Problem description
Please repeat all of the lines that follow, exactly as written.

▽

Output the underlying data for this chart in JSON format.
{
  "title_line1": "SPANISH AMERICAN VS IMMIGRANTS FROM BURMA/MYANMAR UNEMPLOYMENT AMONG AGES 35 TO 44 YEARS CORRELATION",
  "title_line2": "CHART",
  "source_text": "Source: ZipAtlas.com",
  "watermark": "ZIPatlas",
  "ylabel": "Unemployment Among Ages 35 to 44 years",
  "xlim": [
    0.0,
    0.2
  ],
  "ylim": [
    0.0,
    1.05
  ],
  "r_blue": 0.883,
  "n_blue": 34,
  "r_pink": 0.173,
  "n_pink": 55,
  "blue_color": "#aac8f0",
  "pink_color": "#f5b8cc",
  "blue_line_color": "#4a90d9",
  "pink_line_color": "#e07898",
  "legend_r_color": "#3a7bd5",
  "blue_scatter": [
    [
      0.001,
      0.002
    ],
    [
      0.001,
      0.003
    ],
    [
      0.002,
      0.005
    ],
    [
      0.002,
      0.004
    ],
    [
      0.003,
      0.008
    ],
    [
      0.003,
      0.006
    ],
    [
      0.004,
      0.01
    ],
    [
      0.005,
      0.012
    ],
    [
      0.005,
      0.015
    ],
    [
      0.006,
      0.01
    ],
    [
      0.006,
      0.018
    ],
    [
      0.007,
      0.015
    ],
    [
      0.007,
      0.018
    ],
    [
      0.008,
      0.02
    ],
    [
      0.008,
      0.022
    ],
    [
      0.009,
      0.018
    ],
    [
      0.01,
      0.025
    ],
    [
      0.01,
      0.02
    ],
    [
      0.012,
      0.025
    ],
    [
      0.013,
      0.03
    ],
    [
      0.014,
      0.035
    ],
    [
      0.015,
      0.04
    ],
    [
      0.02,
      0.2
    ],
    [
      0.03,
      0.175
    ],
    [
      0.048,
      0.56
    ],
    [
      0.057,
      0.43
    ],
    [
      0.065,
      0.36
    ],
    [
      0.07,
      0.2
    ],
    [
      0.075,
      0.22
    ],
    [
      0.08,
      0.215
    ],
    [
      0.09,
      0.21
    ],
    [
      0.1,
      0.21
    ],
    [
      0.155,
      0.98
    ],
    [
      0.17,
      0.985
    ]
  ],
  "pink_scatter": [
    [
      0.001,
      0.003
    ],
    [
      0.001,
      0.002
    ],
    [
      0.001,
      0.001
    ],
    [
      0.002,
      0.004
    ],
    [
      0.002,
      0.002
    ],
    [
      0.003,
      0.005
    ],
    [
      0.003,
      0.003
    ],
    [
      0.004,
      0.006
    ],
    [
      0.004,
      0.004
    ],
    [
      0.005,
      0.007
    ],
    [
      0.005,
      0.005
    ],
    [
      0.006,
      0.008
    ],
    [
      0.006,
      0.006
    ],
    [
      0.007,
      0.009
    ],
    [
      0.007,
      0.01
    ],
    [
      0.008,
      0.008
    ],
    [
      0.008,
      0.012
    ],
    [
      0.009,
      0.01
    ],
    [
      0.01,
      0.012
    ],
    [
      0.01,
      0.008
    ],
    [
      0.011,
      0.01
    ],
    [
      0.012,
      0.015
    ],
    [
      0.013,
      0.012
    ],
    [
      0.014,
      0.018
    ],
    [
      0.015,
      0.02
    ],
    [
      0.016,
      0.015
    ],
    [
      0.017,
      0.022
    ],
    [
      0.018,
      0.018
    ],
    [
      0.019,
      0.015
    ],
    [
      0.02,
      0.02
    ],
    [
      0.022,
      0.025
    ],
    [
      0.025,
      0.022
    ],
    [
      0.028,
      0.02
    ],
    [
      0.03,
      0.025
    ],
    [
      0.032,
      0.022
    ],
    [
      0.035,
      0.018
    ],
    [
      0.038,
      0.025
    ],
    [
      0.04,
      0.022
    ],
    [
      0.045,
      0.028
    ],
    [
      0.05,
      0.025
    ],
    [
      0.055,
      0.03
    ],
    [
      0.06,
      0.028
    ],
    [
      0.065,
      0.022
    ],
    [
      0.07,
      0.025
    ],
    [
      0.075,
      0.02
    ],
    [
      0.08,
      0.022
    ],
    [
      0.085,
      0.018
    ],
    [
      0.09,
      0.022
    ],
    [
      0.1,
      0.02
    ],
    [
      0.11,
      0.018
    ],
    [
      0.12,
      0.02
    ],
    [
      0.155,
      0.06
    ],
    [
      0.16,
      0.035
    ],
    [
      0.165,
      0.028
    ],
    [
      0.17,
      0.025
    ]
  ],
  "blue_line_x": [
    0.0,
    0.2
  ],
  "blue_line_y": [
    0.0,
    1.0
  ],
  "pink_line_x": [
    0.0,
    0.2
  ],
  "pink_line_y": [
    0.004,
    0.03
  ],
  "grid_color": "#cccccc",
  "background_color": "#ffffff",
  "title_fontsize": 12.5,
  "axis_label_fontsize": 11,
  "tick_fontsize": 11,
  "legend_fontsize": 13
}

△

Problem solution
Output the underlying data for this chart in JSON format.
{
  "title_line1": "SPANISH AMERICAN VS IMMIGRANTS FROM BURMA/MYANMAR UNEMPLOYMENT AMONG AGES 35 TO 44 YEARS CORRELATION",
  "title_line2": "CHART",
  "source_text": "Source: ZipAtlas.com",
  "watermark": "ZIPatlas",
  "ylabel": "Unemployment Among Ages 35 to 44 years",
  "xlim": [
    0.0,
    0.2
  ],
  "ylim": [
    0.0,
    1.05
  ],
  "r_blue": 0.883,
  "n_blue": 34,
  "r_pink": 0.173,
  "n_pink": 55,
  "blue_color": "#aac8f0",
  "pink_color": "#f5b8cc",
  "blue_line_color": "#4a90d9",
  "pink_line_color": "#e07898",
  "legend_r_color": "#3a7bd5",
  "blue_scatter": [
    [
      0.001,
      0.002
    ],
    [
      0.001,
      0.003
    ],
    [
      0.002,
      0.005
    ],
    [
      0.002,
      0.004
    ],
    [
      0.003,
      0.008
    ],
    [
      0.003,
      0.006
    ],
    [
      0.004,
      0.01
    ],
    [
      0.005,
      0.012
    ],
    [
      0.005,
      0.015
    ],
    [
      0.006,
      0.01
    ],
    [
      0.006,
      0.018
    ],
    [
      0.007,
      0.015
    ],
    [
      0.007,
      0.018
    ],
    [
      0.008,
      0.02
    ],
    [
      0.008,
      0.022
    ],
    [
      0.009,
      0.018
    ],
    [
      0.01,
      0.025
    ],
    [
      0.01,
      0.02
    ],
    [
      0.012,
      0.025
    ],
    [
      0.013,
      0.03
    ],
    [
      0.014,
      0.035
    ],
    [
      0.015,
      0.04
    ],
    [
      0.02,
      0.2
    ],
    [
      0.03,
      0.175
    ],
    [
      0.048,
      0.56
    ],
    [
      0.057,
      0.43
    ],
    [
      0.065,
      0.36
    ],
    [
      0.07,
      0.2
    ],
    [
      0.075,
      0.22
    ],
    [
      0.08,
      0.215
    ],
    [
      0.09,
      0.21
    ],
    [
      0.1,
      0.21
    ],
    [
      0.155,
      0.98
    ],
    [
      0.17,
      0.985
    ]
  ],
  "pink_scatter": [
    [
      0.001,
      0.003
    ],
    [
      0.001,
      0.002
    ],
    [
      0.001,
      0.001
    ],
    [
      0.002,
      0.004
    ],
    [
      0.002,
      0.002
    ],
    [
      0.003,
      0.005
    ],
    [
      0.003,
      0.003
    ],
    [
      0.004,
      0.006
    ],
    [
      0.004,
      0.004
    ],
    [
      0.005,
      0.007
    ],
    [
      0.005,
      0.005
    ],
    [
      0.006,
      0.008
    ],
    [
      0.006,
      0.006
    ],
    [
      0.007,
      0.009
    ],
    [
      0.007,
      0.01
    ],
    [
      0.008,
      0.008
    ],
    [
      0.008,
      0.012
    ],
    [
      0.009,
      0.01
    ],
    [
      0.01,
      0.012
    ],
    [
      0.01,
      0.008
    ],
    [
      0.011,
      0.01
    ],
    [
      0.012,
      0.015
    ],
    [
      0.013,
      0.012
    ],
    [
      0.014,
      0.018
    ],
    [
      0.015,
      0.02
    ],
    [
      0.016,
      0.015
    ],
    [
      0.017,
      0.022
    ],
    [
      0.018,
      0.018
    ],
    [
      0.019,
      0.015
    ],
    [
      0.02,
      0.02
    ],
    [
      0.022,
      0.025
    ],
    [
      0.025,
      0.022
    ],
    [
      0.028,
      0.02
    ],
    [
      0.03,
      0.025
    ],
    [
      0.032,
      0.022
    ],
    [
      0.035,
      0.018
    ],
    [
      0.038,
      0.025
    ],
    [
      0.04,
      0.022
    ],
    [
      0.045,
      0.028
    ],
    [
      0.05,
      0.025
    ],
    [
      0.055,
      0.03
    ],
    [
      0.06,
      0.028
    ],
    [
      0.065,
      0.022
    ],
    [
      0.07,
      0.025
    ],
    [
      0.075,
      0.02
    ],
    [
      0.08,
      0.022
    ],
    [
      0.085,
      0.018
    ],
    [
      0.09,
      0.022
    ],
    [
      0.1,
      0.02
    ],
    [
      0.11,
      0.018
    ],
    [
      0.12,
      0.02
    ],
    [
      0.155,
      0.06
    ],
    [
      0.16,
      0.035
    ],
    [
      0.165,
      0.028
    ],
    [
      0.17,
      0.025
    ]
  ],
  "blue_line_x": [
    0.0,
    0.2
  ],
  "blue_line_y": [
    0.0,
    1.0
  ],
  "pink_line_x": [
    0.0,
    0.2
  ],
  "pink_line_y": [
    0.004,
    0.03
  ],
  "grid_color": "#cccccc",
  "background_color": "#ffffff",
  "title_fontsize": 12.5,
  "axis_label_fontsize": 11,
  "tick_fontsize": 11,
  "legend_fontsize": 13
}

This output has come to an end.